TASK DESCRIPTION: Will you transcribe the entries that follow, exactly and in full?
[Begin RECORD SET]
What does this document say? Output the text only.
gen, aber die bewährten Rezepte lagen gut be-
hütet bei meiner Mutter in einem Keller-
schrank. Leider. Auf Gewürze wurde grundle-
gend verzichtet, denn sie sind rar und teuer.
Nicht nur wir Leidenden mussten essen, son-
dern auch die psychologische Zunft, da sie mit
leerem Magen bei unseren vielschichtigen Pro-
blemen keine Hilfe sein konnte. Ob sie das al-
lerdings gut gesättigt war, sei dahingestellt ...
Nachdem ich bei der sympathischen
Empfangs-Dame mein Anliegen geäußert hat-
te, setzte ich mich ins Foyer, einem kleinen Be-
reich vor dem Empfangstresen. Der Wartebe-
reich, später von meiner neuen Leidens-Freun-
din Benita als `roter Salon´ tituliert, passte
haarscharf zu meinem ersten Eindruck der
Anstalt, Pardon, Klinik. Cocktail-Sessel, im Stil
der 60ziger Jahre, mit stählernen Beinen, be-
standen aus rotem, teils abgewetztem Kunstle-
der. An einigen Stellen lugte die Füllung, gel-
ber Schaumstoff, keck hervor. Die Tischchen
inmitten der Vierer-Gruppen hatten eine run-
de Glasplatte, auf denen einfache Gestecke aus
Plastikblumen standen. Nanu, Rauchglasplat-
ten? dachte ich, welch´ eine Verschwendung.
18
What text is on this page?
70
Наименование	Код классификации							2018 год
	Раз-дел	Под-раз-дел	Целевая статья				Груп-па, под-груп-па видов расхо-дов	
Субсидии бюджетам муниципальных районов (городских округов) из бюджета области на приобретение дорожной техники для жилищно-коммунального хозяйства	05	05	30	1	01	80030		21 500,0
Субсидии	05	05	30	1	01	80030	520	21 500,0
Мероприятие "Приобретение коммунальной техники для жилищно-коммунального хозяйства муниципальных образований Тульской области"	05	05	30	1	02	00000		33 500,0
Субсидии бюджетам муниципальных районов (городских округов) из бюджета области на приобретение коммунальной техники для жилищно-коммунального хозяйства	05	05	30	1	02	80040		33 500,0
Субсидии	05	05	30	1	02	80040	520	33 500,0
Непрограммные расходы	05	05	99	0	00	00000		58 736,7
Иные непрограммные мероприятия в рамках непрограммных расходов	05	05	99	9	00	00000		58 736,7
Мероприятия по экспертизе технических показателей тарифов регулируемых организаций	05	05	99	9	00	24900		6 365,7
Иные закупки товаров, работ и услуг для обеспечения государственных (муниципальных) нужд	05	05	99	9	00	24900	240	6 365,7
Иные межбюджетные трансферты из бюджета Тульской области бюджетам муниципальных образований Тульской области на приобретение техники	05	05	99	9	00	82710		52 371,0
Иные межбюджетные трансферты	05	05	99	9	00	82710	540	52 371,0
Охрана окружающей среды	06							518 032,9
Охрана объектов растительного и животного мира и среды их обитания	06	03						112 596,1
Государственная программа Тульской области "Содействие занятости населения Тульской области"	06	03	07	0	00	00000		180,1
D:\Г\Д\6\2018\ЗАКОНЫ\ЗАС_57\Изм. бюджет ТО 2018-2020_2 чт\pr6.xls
[End RECORD SET]
SOLUTION TO THIS TASK:
What does this document say? Output the text only.
gen, aber die bewährten Rezepte lagen gut be-
hütet bei meiner Mutter in einem Keller-
schrank. Leider. Auf Gewürze wurde grundle-
gend verzichtet, denn sie sind rar und teuer.
Nicht nur wir Leidenden mussten essen, son-
dern auch die psychologische Zunft, da sie mit
leerem Magen bei unseren vielschichtigen Pro-
blemen keine Hilfe sein konnte. Ob sie das al-
lerdings gut gesättigt war, sei dahingestellt ...
Nachdem ich bei der sympathischen
Empfangs-Dame mein Anliegen geäußert hat-
te, setzte ich mich ins Foyer, einem kleinen Be-
reich vor dem Empfangstresen. Der Wartebe-
reich, später von meiner neuen Leidens-Freun-
din Benita als `roter Salon´ tituliert, passte
haarscharf zu meinem ersten Eindruck der
Anstalt, Pardon, Klinik. Cocktail-Sessel, im Stil
der 60ziger Jahre, mit stählernen Beinen, be-
standen aus rotem, teils abgewetztem Kunstle-
der. An einigen Stellen lugte die Füllung, gel-
ber Schaumstoff, keck hervor. Die Tischchen
inmitten der Vierer-Gruppen hatten eine run-
de Glasplatte, auf denen einfache Gestecke aus
Plastikblumen standen. Nanu, Rauchglasplat-
ten? dachte ich, welch´ eine Verschwendung.
18
What text is on this page?
70
Наименование	Код классификации							2018 год
	Раз-дел	Под-раз-дел	Целевая статья				Груп-па, под-груп-па видов расхо-дов	
Субсидии бюджетам муниципальных районов (городских округов) из бюджета области на приобретение дорожной техники для жилищно-коммунального хозяйства	05	05	30	1	01	80030		21 500,0
Субсидии	05	05	30	1	01	80030	520	21 500,0
Мероприятие "Приобретение коммунальной техники для жилищно-коммунального хозяйства муниципальных образований Тульской области"	05	05	30	1	02	00000		33 500,0
Субсидии бюджетам муниципальных районов (городских округов) из бюджета области на приобретение коммунальной техники для жилищно-коммунального хозяйства	05	05	30	1	02	80040		33 500,0
Субсидии	05	05	30	1	02	80040	520	33 500,0
Непрограммные расходы	05	05	99	0	00	00000		58 736,7
Иные непрограммные мероприятия в рамках непрограммных расходов	05	05	99	9	00	00000		58 736,7
Мероприятия по экспертизе технических показателей тарифов регулируемых организаций	05	05	99	9	00	24900		6 365,7
Иные закупки товаров, работ и услуг для обеспечения государственных (муниципальных) нужд	05	05	99	9	00	24900	240	6 365,7
Иные межбюджетные трансферты из бюджета Тульской области бюджетам муниципальных образований Тульской области на приобретение техники	05	05	99	9	00	82710		52 371,0
Иные межбюджетные трансферты	05	05	99	9	00	82710	540	52 371,0
Охрана окружающей среды	06							518 032,9
Охрана объектов растительного и животного мира и среды их обитания	06	03						112 596,1
Государственная программа Тульской области "Содействие занятости населения Тульской области"	06	03	07	0	00	00000		180,1
D:\Г\Д\6\2018\ЗАКОНЫ\ЗАС_57\Изм. бюджет ТО 2018-2020_2 чт\pr6.xls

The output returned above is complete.